● Your objective:
Return the listing word for word, as given.
* * *
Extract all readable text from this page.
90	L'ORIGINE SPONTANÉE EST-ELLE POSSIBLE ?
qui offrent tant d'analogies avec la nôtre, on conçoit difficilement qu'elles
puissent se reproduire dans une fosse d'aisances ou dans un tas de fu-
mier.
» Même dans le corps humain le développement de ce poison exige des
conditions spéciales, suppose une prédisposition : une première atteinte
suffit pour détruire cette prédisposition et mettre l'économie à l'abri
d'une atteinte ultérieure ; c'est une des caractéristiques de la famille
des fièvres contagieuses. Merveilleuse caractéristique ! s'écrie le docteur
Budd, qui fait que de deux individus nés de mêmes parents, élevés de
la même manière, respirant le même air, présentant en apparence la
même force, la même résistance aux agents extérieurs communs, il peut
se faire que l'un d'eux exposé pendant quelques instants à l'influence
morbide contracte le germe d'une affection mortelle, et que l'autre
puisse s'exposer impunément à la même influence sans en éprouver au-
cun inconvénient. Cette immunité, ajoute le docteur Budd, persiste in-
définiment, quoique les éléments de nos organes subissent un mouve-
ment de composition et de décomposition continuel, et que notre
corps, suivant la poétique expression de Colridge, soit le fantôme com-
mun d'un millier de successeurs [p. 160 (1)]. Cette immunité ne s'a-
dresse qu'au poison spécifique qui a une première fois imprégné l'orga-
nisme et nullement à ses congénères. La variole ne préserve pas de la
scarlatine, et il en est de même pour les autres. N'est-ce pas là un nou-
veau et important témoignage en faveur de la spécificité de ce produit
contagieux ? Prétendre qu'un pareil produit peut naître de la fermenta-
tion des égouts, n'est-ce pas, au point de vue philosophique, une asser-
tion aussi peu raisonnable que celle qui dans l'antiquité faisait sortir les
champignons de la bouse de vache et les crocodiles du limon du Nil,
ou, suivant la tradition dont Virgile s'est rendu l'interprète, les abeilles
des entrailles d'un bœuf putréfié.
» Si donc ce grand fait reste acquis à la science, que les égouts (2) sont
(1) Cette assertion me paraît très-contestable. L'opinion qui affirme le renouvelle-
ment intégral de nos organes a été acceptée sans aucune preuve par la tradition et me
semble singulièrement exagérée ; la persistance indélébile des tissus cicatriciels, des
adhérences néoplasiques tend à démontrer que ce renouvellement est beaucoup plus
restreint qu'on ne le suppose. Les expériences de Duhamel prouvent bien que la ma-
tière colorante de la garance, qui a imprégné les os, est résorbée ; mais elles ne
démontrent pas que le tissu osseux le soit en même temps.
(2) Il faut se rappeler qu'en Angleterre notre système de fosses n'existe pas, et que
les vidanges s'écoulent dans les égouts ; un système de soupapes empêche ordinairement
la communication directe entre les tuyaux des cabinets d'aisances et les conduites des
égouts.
* * *
● Finished answer:
Extract all readable text from this page.
90	L'ORIGINE SPONTANÉE EST-ELLE POSSIBLE ?
qui offrent tant d'analogies avec la nôtre, on conçoit difficilement qu'elles
puissent se reproduire dans une fosse d'aisances ou dans un tas de fu-
mier.
» Même dans le corps humain le développement de ce poison exige des
conditions spéciales, suppose une prédisposition : une première atteinte
suffit pour détruire cette prédisposition et mettre l'économie à l'abri
d'une atteinte ultérieure ; c'est une des caractéristiques de la famille
des fièvres contagieuses. Merveilleuse caractéristique ! s'écrie le docteur
Budd, qui fait que de deux individus nés de mêmes parents, élevés de
la même manière, respirant le même air, présentant en apparence la
même force, la même résistance aux agents extérieurs communs, il peut
se faire que l'un d'eux exposé pendant quelques instants à l'influence
morbide contracte le germe d'une affection mortelle, et que l'autre
puisse s'exposer impunément à la même influence sans en éprouver au-
cun inconvénient. Cette immunité, ajoute le docteur Budd, persiste in-
définiment, quoique les éléments de nos organes subissent un mouve-
ment de composition et de décomposition continuel, et que notre
corps, suivant la poétique expression de Colridge, soit le fantôme com-
mun d'un millier de successeurs [p. 160 (1)]. Cette immunité ne s'a-
dresse qu'au poison spécifique qui a une première fois imprégné l'orga-
nisme et nullement à ses congénères. La variole ne préserve pas de la
scarlatine, et il en est de même pour les autres. N'est-ce pas là un nou-
veau et important témoignage en faveur de la spécificité de ce produit
contagieux ? Prétendre qu'un pareil produit peut naître de la fermenta-
tion des égouts, n'est-ce pas, au point de vue philosophique, une asser-
tion aussi peu raisonnable que celle qui dans l'antiquité faisait sortir les
champignons de la bouse de vache et les crocodiles du limon du Nil,
ou, suivant la tradition dont Virgile s'est rendu l'interprète, les abeilles
des entrailles d'un bœuf putréfié.
» Si donc ce grand fait reste acquis à la science, que les égouts (2) sont
(1) Cette assertion me paraît très-contestable. L'opinion qui affirme le renouvelle-
ment intégral de nos organes a été acceptée sans aucune preuve par la tradition et me
semble singulièrement exagérée ; la persistance indélébile des tissus cicatriciels, des
adhérences néoplasiques tend à démontrer que ce renouvellement est beaucoup plus
restreint qu'on ne le suppose. Les expériences de Duhamel prouvent bien que la ma-
tière colorante de la garance, qui a imprégné les os, est résorbée ; mais elles ne
démontrent pas que le tissu osseux le soit en même temps.
(2) Il faut se rappeler qu'en Angleterre notre système de fosses n'existe pas, et que
les vidanges s'écoulent dans les égouts ; un système de soupapes empêche ordinairement
la communication directe entre les tuyaux des cabinets d'aisances et les conduites des
égouts.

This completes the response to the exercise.